• _Problem statement_
Below is a block of records; repeat each one exactly.

• _Data records_
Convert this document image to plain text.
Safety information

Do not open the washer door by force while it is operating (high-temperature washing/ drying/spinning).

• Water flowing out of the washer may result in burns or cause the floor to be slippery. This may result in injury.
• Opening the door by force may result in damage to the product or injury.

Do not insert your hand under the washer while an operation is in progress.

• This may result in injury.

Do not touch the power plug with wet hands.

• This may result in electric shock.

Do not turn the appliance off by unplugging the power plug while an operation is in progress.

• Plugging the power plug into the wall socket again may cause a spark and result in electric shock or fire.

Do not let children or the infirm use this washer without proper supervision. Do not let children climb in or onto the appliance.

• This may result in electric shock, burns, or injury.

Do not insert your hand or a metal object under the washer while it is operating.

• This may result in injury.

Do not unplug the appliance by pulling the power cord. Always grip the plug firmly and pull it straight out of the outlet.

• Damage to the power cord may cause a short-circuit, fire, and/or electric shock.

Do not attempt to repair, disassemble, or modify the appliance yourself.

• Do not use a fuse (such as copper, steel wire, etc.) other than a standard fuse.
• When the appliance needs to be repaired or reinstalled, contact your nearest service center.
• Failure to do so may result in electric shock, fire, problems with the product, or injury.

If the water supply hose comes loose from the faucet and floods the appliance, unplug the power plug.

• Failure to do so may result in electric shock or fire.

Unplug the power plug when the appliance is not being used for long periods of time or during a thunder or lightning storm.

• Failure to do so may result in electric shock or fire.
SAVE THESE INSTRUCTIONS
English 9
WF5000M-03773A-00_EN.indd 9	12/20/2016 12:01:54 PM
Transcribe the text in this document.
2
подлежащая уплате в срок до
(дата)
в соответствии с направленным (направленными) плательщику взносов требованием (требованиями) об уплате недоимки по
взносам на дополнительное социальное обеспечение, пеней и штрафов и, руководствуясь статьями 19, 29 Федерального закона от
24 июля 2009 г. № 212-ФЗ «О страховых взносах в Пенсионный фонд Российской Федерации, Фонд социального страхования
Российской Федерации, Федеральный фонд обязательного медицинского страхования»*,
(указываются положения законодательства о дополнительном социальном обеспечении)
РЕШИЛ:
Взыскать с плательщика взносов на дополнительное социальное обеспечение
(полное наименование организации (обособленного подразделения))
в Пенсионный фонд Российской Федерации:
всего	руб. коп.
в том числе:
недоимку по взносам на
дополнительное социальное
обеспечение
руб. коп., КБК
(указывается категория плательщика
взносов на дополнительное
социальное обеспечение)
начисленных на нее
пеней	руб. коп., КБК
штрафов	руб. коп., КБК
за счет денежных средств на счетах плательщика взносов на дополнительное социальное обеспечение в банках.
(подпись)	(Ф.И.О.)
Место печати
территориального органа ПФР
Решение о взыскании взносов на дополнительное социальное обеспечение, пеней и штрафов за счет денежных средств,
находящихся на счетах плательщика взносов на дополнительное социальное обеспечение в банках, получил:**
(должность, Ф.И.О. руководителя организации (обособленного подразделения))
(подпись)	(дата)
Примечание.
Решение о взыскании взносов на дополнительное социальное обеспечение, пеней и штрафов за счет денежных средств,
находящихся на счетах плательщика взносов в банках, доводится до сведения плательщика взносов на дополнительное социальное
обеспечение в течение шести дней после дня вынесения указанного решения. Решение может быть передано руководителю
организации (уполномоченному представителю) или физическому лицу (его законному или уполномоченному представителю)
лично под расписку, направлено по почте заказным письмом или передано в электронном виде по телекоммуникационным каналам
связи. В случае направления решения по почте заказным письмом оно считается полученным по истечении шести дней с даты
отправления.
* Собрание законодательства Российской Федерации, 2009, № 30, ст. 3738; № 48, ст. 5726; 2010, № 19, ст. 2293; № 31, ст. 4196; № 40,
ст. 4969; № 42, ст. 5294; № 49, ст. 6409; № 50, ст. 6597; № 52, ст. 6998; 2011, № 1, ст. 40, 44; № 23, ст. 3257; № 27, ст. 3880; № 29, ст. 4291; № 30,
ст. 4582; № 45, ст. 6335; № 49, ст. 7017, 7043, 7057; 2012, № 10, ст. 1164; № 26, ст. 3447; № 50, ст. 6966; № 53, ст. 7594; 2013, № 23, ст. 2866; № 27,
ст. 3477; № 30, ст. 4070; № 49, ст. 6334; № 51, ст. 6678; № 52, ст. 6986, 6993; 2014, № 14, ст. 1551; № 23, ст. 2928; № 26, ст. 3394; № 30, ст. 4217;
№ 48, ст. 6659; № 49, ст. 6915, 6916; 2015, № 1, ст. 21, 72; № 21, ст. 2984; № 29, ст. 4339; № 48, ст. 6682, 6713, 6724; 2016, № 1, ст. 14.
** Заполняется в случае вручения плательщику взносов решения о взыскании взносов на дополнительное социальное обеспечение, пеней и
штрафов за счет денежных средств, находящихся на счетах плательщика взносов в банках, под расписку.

• _Finished task_
Convert this document image to plain text.
Safety information

Do not open the washer door by force while it is operating (high-temperature washing/ drying/spinning).

• Water flowing out of the washer may result in burns or cause the floor to be slippery. This may result in injury.
• Opening the door by force may result in damage to the product or injury.

Do not insert your hand under the washer while an operation is in progress.

• This may result in injury.

Do not touch the power plug with wet hands.

• This may result in electric shock.

Do not turn the appliance off by unplugging the power plug while an operation is in progress.

• Plugging the power plug into the wall socket again may cause a spark and result in electric shock or fire.

Do not let children or the infirm use this washer without proper supervision. Do not let children climb in or onto the appliance.

• This may result in electric shock, burns, or injury.

Do not insert your hand or a metal object under the washer while it is operating.

• This may result in injury.

Do not unplug the appliance by pulling the power cord. Always grip the plug firmly and pull it straight out of the outlet.

• Damage to the power cord may cause a short-circuit, fire, and/or electric shock.

Do not attempt to repair, disassemble, or modify the appliance yourself.

• Do not use a fuse (such as copper, steel wire, etc.) other than a standard fuse.
• When the appliance needs to be repaired or reinstalled, contact your nearest service center.
• Failure to do so may result in electric shock, fire, problems with the product, or injury.

If the water supply hose comes loose from the faucet and floods the appliance, unplug the power plug.

• Failure to do so may result in electric shock or fire.

Unplug the power plug when the appliance is not being used for long periods of time or during a thunder or lightning storm.

• Failure to do so may result in electric shock or fire.
SAVE THESE INSTRUCTIONS
English 9
WF5000M-03773A-00_EN.indd 9	12/20/2016 12:01:54 PM
Transcribe the text in this document.
2
подлежащая уплате в срок до
(дата)
в соответствии с направленным (направленными) плательщику взносов требованием (требованиями) об уплате недоимки по
взносам на дополнительное социальное обеспечение, пеней и штрафов и, руководствуясь статьями 19, 29 Федерального закона от
24 июля 2009 г. № 212-ФЗ «О страховых взносах в Пенсионный фонд Российской Федерации, Фонд социального страхования
Российской Федерации, Федеральный фонд обязательного медицинского страхования»*,
(указываются положения законодательства о дополнительном социальном обеспечении)
РЕШИЛ:
Взыскать с плательщика взносов на дополнительное социальное обеспечение
(полное наименование организации (обособленного подразделения))
в Пенсионный фонд Российской Федерации:
всего	руб. коп.
в том числе:
недоимку по взносам на
дополнительное социальное
обеспечение
руб. коп., КБК
(указывается категория плательщика
взносов на дополнительное
социальное обеспечение)
начисленных на нее
пеней	руб. коп., КБК
штрафов	руб. коп., КБК
за счет денежных средств на счетах плательщика взносов на дополнительное социальное обеспечение в банках.
(подпись)	(Ф.И.О.)
Место печати
территориального органа ПФР
Решение о взыскании взносов на дополнительное социальное обеспечение, пеней и штрафов за счет денежных средств,
находящихся на счетах плательщика взносов на дополнительное социальное обеспечение в банках, получил:**
(должность, Ф.И.О. руководителя организации (обособленного подразделения))
(подпись)	(дата)
Примечание.
Решение о взыскании взносов на дополнительное социальное обеспечение, пеней и штрафов за счет денежных средств,
находящихся на счетах плательщика взносов в банках, доводится до сведения плательщика взносов на дополнительное социальное
обеспечение в течение шести дней после дня вынесения указанного решения. Решение может быть передано руководителю
организации (уполномоченному представителю) или физическому лицу (его законному или уполномоченному представителю)
лично под расписку, направлено по почте заказным письмом или передано в электронном виде по телекоммуникационным каналам
связи. В случае направления решения по почте заказным письмом оно считается полученным по истечении шести дней с даты
отправления.
* Собрание законодательства Российской Федерации, 2009, № 30, ст. 3738; № 48, ст. 5726; 2010, № 19, ст. 2293; № 31, ст. 4196; № 40,
ст. 4969; № 42, ст. 5294; № 49, ст. 6409; № 50, ст. 6597; № 52, ст. 6998; 2011, № 1, ст. 40, 44; № 23, ст. 3257; № 27, ст. 3880; № 29, ст. 4291; № 30,
ст. 4582; № 45, ст. 6335; № 49, ст. 7017, 7043, 7057; 2012, № 10, ст. 1164; № 26, ст. 3447; № 50, ст. 6966; № 53, ст. 7594; 2013, № 23, ст. 2866; № 27,
ст. 3477; № 30, ст. 4070; № 49, ст. 6334; № 51, ст. 6678; № 52, ст. 6986, 6993; 2014, № 14, ст. 1551; № 23, ст. 2928; № 26, ст. 3394; № 30, ст. 4217;
№ 48, ст. 6659; № 49, ст. 6915, 6916; 2015, № 1, ст. 21, 72; № 21, ст. 2984; № 29, ст. 4339; № 48, ст. 6682, 6713, 6724; 2016, № 1, ст. 14.
** Заполняется в случае вручения плательщику взносов решения о взыскании взносов на дополнительное социальное обеспечение, пеней и
штрафов за счет денежных средств, находящихся на счетах плательщика взносов в банках, под расписку.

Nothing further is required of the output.